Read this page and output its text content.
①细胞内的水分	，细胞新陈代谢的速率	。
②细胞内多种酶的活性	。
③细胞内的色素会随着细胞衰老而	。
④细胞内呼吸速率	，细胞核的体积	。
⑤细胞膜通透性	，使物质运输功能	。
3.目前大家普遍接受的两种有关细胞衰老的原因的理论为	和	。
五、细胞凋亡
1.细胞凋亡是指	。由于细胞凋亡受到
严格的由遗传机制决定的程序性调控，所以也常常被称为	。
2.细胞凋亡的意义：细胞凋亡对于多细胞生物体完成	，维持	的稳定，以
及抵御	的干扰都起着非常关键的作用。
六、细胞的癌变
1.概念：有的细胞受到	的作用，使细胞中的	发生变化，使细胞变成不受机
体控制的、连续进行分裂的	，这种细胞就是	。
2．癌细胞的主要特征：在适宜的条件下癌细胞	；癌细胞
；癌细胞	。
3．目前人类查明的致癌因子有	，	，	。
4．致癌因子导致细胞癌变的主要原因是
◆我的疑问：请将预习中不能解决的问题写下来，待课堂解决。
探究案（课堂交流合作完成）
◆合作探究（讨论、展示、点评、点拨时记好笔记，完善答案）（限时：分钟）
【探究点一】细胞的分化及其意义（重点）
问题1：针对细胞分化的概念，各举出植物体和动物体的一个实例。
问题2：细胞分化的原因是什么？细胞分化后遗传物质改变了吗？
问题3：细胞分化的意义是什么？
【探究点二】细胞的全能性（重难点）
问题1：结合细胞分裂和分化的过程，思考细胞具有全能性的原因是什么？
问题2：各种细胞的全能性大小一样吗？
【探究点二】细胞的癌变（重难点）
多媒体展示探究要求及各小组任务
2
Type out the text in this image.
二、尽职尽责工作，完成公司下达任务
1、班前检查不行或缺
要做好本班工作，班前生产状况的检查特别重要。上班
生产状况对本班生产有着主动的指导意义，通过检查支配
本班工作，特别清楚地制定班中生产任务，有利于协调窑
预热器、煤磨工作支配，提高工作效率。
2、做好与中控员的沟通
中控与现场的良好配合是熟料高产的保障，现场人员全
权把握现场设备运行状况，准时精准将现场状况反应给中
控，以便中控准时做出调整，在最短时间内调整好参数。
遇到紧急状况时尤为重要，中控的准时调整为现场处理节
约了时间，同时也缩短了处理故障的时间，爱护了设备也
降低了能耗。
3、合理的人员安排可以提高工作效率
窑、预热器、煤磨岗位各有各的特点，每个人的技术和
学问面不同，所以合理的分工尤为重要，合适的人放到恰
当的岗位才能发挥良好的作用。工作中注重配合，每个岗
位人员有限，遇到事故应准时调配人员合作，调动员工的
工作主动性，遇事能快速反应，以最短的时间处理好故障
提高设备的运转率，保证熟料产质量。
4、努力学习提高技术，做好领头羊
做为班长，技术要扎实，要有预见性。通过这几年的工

◆ **WHAT TO PRODUCE**:
Write out the entries above once more, without altering anything.

◆ **SOLUTION TO THIS PROBLEM**:
Read this page and output its text content.
①细胞内的水分	，细胞新陈代谢的速率	。
②细胞内多种酶的活性	。
③细胞内的色素会随着细胞衰老而	。
④细胞内呼吸速率	，细胞核的体积	。
⑤细胞膜通透性	，使物质运输功能	。
3.目前大家普遍接受的两种有关细胞衰老的原因的理论为	和	。
五、细胞凋亡
1.细胞凋亡是指	。由于细胞凋亡受到
严格的由遗传机制决定的程序性调控，所以也常常被称为	。
2.细胞凋亡的意义：细胞凋亡对于多细胞生物体完成	，维持	的稳定，以
及抵御	的干扰都起着非常关键的作用。
六、细胞的癌变
1.概念：有的细胞受到	的作用，使细胞中的	发生变化，使细胞变成不受机
体控制的、连续进行分裂的	，这种细胞就是	。
2．癌细胞的主要特征：在适宜的条件下癌细胞	；癌细胞
；癌细胞	。
3．目前人类查明的致癌因子有	，	，	。
4．致癌因子导致细胞癌变的主要原因是
◆我的疑问：请将预习中不能解决的问题写下来，待课堂解决。
探究案（课堂交流合作完成）
◆合作探究（讨论、展示、点评、点拨时记好笔记，完善答案）（限时：分钟）
【探究点一】细胞的分化及其意义（重点）
问题1：针对细胞分化的概念，各举出植物体和动物体的一个实例。
问题2：细胞分化的原因是什么？细胞分化后遗传物质改变了吗？
问题3：细胞分化的意义是什么？
【探究点二】细胞的全能性（重难点）
问题1：结合细胞分裂和分化的过程，思考细胞具有全能性的原因是什么？
问题2：各种细胞的全能性大小一样吗？
【探究点二】细胞的癌变（重难点）
多媒体展示探究要求及各小组任务
2
Type out the text in this image.
二、尽职尽责工作，完成公司下达任务
1、班前检查不行或缺
要做好本班工作，班前生产状况的检查特别重要。上班
生产状况对本班生产有着主动的指导意义，通过检查支配
本班工作，特别清楚地制定班中生产任务，有利于协调窑
预热器、煤磨工作支配，提高工作效率。
2、做好与中控员的沟通
中控与现场的良好配合是熟料高产的保障，现场人员全
权把握现场设备运行状况，准时精准将现场状况反应给中
控，以便中控准时做出调整，在最短时间内调整好参数。
遇到紧急状况时尤为重要，中控的准时调整为现场处理节
约了时间，同时也缩短了处理故障的时间，爱护了设备也
降低了能耗。
3、合理的人员安排可以提高工作效率
窑、预热器、煤磨岗位各有各的特点，每个人的技术和
学问面不同，所以合理的分工尤为重要，合适的人放到恰
当的岗位才能发挥良好的作用。工作中注重配合，每个岗
位人员有限，遇到事故应准时调配人员合作，调动员工的
工作主动性，遇事能快速反应，以最短的时间处理好故障
提高设备的运转率，保证熟料产质量。
4、努力学习提高技术，做好领头羊
做为班长，技术要扎实，要有预见性。通过这几年的工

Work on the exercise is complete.